** Start of RECORDS FOR THE EXERCISE **

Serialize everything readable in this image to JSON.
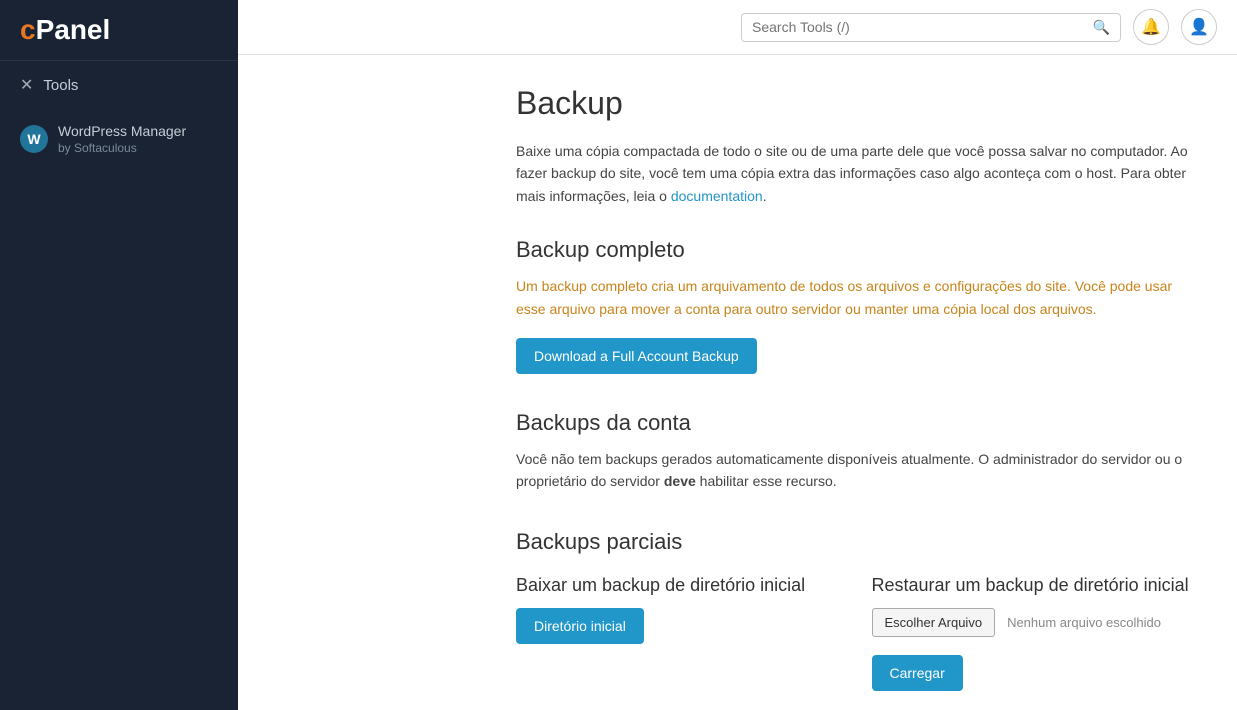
{
  "sidebar": {
    "logo": "cPanel",
    "logo_c": "c",
    "logo_panel": "Panel",
    "nav_items": [
      {
        "id": "tools",
        "label": "Tools",
        "icon": "✕"
      }
    ],
    "wp_item": {
      "title": "WordPress Manager",
      "subtitle": "by Softaculous",
      "logo_letter": "W"
    }
  },
  "header": {
    "search_placeholder": "Search Tools (/)",
    "search_icon": "🔍",
    "bell_icon": "🔔",
    "user_icon": "👤"
  },
  "main": {
    "page_title": "Backup",
    "intro_text": "Baixe uma cópia compactada de todo o site ou de uma parte dele que você possa salvar no computador. Ao fazer backup do site, você tem uma cópia extra das informações caso algo aconteça com o host. Para obter mais informações, leia o ",
    "doc_link_text": "documentation",
    "doc_link_end": ".",
    "backup_completo": {
      "title": "Backup completo",
      "desc": "Um backup completo cria um arquivamento de todos os arquivos e configurações do site. Você pode usar esse arquivo para mover a conta para outro servidor ou manter uma cópia local dos arquivos.",
      "button_label": "Download a Full Account Backup"
    },
    "backups_conta": {
      "title": "Backups da conta",
      "text_start": "Você não tem backups gerados automaticamente disponíveis atualmente. O administrador do servidor ou o proprietário do servidor ",
      "text_bold": "deve",
      "text_end": " habilitar esse recurso."
    },
    "backups_parciais": {
      "title": "Backups parciais",
      "baixar": {
        "title": "Baixar um backup de diretório inicial",
        "button_label": "Diretório inicial"
      },
      "restaurar": {
        "title": "Restaurar um backup de diretório inicial",
        "choose_label": "Escolher Arquivo",
        "no_file_label": "Nenhum arquivo escolhido",
        "upload_label": "Carregar"
      }
    }
  }
}
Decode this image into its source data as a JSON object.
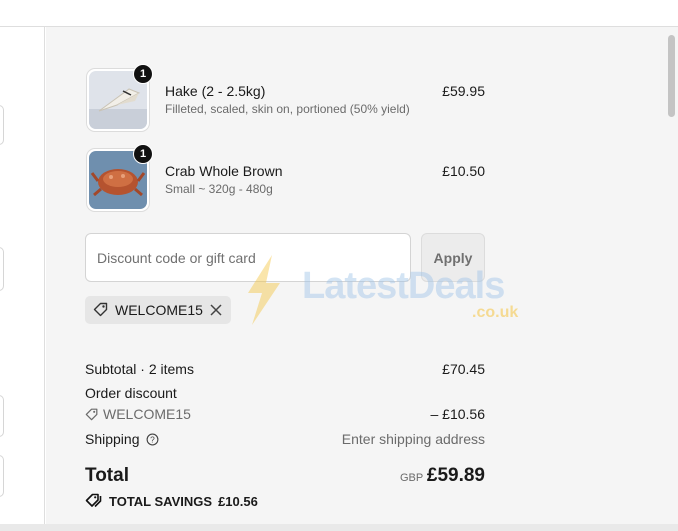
{
  "items": [
    {
      "quantity": "1",
      "name": "Hake (2 - 2.5kg)",
      "description": "Filleted, scaled, skin on, portioned (50% yield)",
      "price": "£59.95",
      "image": "fish-fillet"
    },
    {
      "quantity": "1",
      "name": "Crab Whole Brown",
      "description": "Small ~ 320g - 480g",
      "price": "£10.50",
      "image": "brown-crab"
    }
  ],
  "discount": {
    "placeholder": "Discount code or gift card",
    "apply_label": "Apply",
    "applied_code": "WELCOME15"
  },
  "summary": {
    "subtotal_label": "Subtotal · 2 items",
    "subtotal_value": "£70.45",
    "order_discount_label": "Order discount",
    "discount_code": "WELCOME15",
    "discount_value": "– £10.56",
    "shipping_label": "Shipping",
    "shipping_value": "Enter shipping address",
    "total_label": "Total",
    "currency": "GBP",
    "total_value": "£59.89",
    "savings_label": "TOTAL SAVINGS",
    "savings_value": "£10.56"
  },
  "watermark": {
    "text": "LatestDeals",
    "suffix": ".co.uk"
  },
  "colors": {
    "panel_bg": "#f5f5f5",
    "chip_bg": "#e6e6e6",
    "quantity_badge": "#111111"
  },
  "icons": [
    "tag-icon",
    "close-icon",
    "info-icon",
    "tags-icon",
    "bolt-icon"
  ]
}
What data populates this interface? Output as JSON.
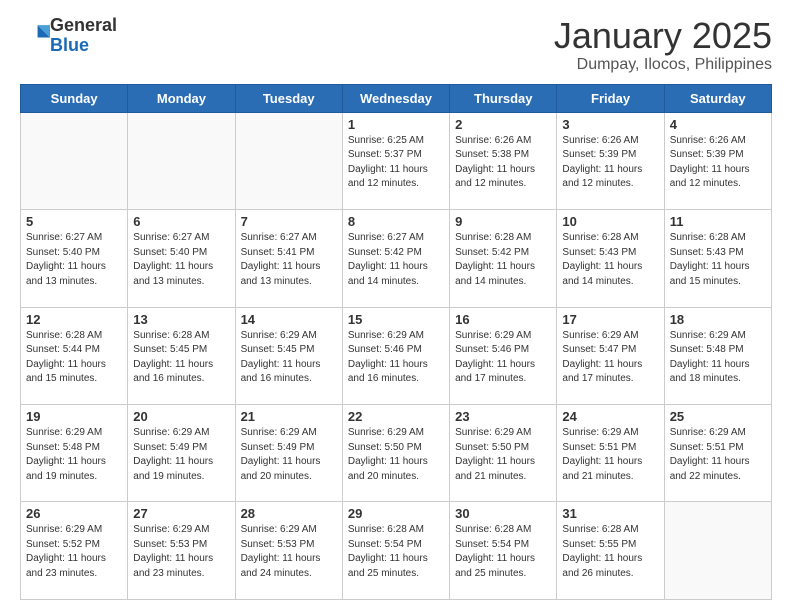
{
  "logo": {
    "general": "General",
    "blue": "Blue"
  },
  "header": {
    "month": "January 2025",
    "location": "Dumpay, Ilocos, Philippines"
  },
  "days_of_week": [
    "Sunday",
    "Monday",
    "Tuesday",
    "Wednesday",
    "Thursday",
    "Friday",
    "Saturday"
  ],
  "weeks": [
    [
      {
        "day": "",
        "sunrise": "",
        "sunset": "",
        "daylight": "",
        "empty": true
      },
      {
        "day": "",
        "sunrise": "",
        "sunset": "",
        "daylight": "",
        "empty": true
      },
      {
        "day": "",
        "sunrise": "",
        "sunset": "",
        "daylight": "",
        "empty": true
      },
      {
        "day": "1",
        "sunrise": "6:25 AM",
        "sunset": "5:37 PM",
        "daylight": "11 hours and 12 minutes."
      },
      {
        "day": "2",
        "sunrise": "6:26 AM",
        "sunset": "5:38 PM",
        "daylight": "11 hours and 12 minutes."
      },
      {
        "day": "3",
        "sunrise": "6:26 AM",
        "sunset": "5:39 PM",
        "daylight": "11 hours and 12 minutes."
      },
      {
        "day": "4",
        "sunrise": "6:26 AM",
        "sunset": "5:39 PM",
        "daylight": "11 hours and 12 minutes."
      }
    ],
    [
      {
        "day": "5",
        "sunrise": "6:27 AM",
        "sunset": "5:40 PM",
        "daylight": "11 hours and 13 minutes."
      },
      {
        "day": "6",
        "sunrise": "6:27 AM",
        "sunset": "5:40 PM",
        "daylight": "11 hours and 13 minutes."
      },
      {
        "day": "7",
        "sunrise": "6:27 AM",
        "sunset": "5:41 PM",
        "daylight": "11 hours and 13 minutes."
      },
      {
        "day": "8",
        "sunrise": "6:27 AM",
        "sunset": "5:42 PM",
        "daylight": "11 hours and 14 minutes."
      },
      {
        "day": "9",
        "sunrise": "6:28 AM",
        "sunset": "5:42 PM",
        "daylight": "11 hours and 14 minutes."
      },
      {
        "day": "10",
        "sunrise": "6:28 AM",
        "sunset": "5:43 PM",
        "daylight": "11 hours and 14 minutes."
      },
      {
        "day": "11",
        "sunrise": "6:28 AM",
        "sunset": "5:43 PM",
        "daylight": "11 hours and 15 minutes."
      }
    ],
    [
      {
        "day": "12",
        "sunrise": "6:28 AM",
        "sunset": "5:44 PM",
        "daylight": "11 hours and 15 minutes."
      },
      {
        "day": "13",
        "sunrise": "6:28 AM",
        "sunset": "5:45 PM",
        "daylight": "11 hours and 16 minutes."
      },
      {
        "day": "14",
        "sunrise": "6:29 AM",
        "sunset": "5:45 PM",
        "daylight": "11 hours and 16 minutes."
      },
      {
        "day": "15",
        "sunrise": "6:29 AM",
        "sunset": "5:46 PM",
        "daylight": "11 hours and 16 minutes."
      },
      {
        "day": "16",
        "sunrise": "6:29 AM",
        "sunset": "5:46 PM",
        "daylight": "11 hours and 17 minutes."
      },
      {
        "day": "17",
        "sunrise": "6:29 AM",
        "sunset": "5:47 PM",
        "daylight": "11 hours and 17 minutes."
      },
      {
        "day": "18",
        "sunrise": "6:29 AM",
        "sunset": "5:48 PM",
        "daylight": "11 hours and 18 minutes."
      }
    ],
    [
      {
        "day": "19",
        "sunrise": "6:29 AM",
        "sunset": "5:48 PM",
        "daylight": "11 hours and 19 minutes."
      },
      {
        "day": "20",
        "sunrise": "6:29 AM",
        "sunset": "5:49 PM",
        "daylight": "11 hours and 19 minutes."
      },
      {
        "day": "21",
        "sunrise": "6:29 AM",
        "sunset": "5:49 PM",
        "daylight": "11 hours and 20 minutes."
      },
      {
        "day": "22",
        "sunrise": "6:29 AM",
        "sunset": "5:50 PM",
        "daylight": "11 hours and 20 minutes."
      },
      {
        "day": "23",
        "sunrise": "6:29 AM",
        "sunset": "5:50 PM",
        "daylight": "11 hours and 21 minutes."
      },
      {
        "day": "24",
        "sunrise": "6:29 AM",
        "sunset": "5:51 PM",
        "daylight": "11 hours and 21 minutes."
      },
      {
        "day": "25",
        "sunrise": "6:29 AM",
        "sunset": "5:51 PM",
        "daylight": "11 hours and 22 minutes."
      }
    ],
    [
      {
        "day": "26",
        "sunrise": "6:29 AM",
        "sunset": "5:52 PM",
        "daylight": "11 hours and 23 minutes."
      },
      {
        "day": "27",
        "sunrise": "6:29 AM",
        "sunset": "5:53 PM",
        "daylight": "11 hours and 23 minutes."
      },
      {
        "day": "28",
        "sunrise": "6:29 AM",
        "sunset": "5:53 PM",
        "daylight": "11 hours and 24 minutes."
      },
      {
        "day": "29",
        "sunrise": "6:28 AM",
        "sunset": "5:54 PM",
        "daylight": "11 hours and 25 minutes."
      },
      {
        "day": "30",
        "sunrise": "6:28 AM",
        "sunset": "5:54 PM",
        "daylight": "11 hours and 25 minutes."
      },
      {
        "day": "31",
        "sunrise": "6:28 AM",
        "sunset": "5:55 PM",
        "daylight": "11 hours and 26 minutes."
      },
      {
        "day": "",
        "sunrise": "",
        "sunset": "",
        "daylight": "",
        "empty": true
      }
    ]
  ],
  "labels": {
    "sunrise": "Sunrise:",
    "sunset": "Sunset:",
    "daylight": "Daylight:"
  }
}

** End of RECORDS FOR THE EXERCISE **

▶ [TASK INSTRUCTIONS]
Count the lines of the material that include the word "data", then state only the total.

▶ [FINAL RESULT]
2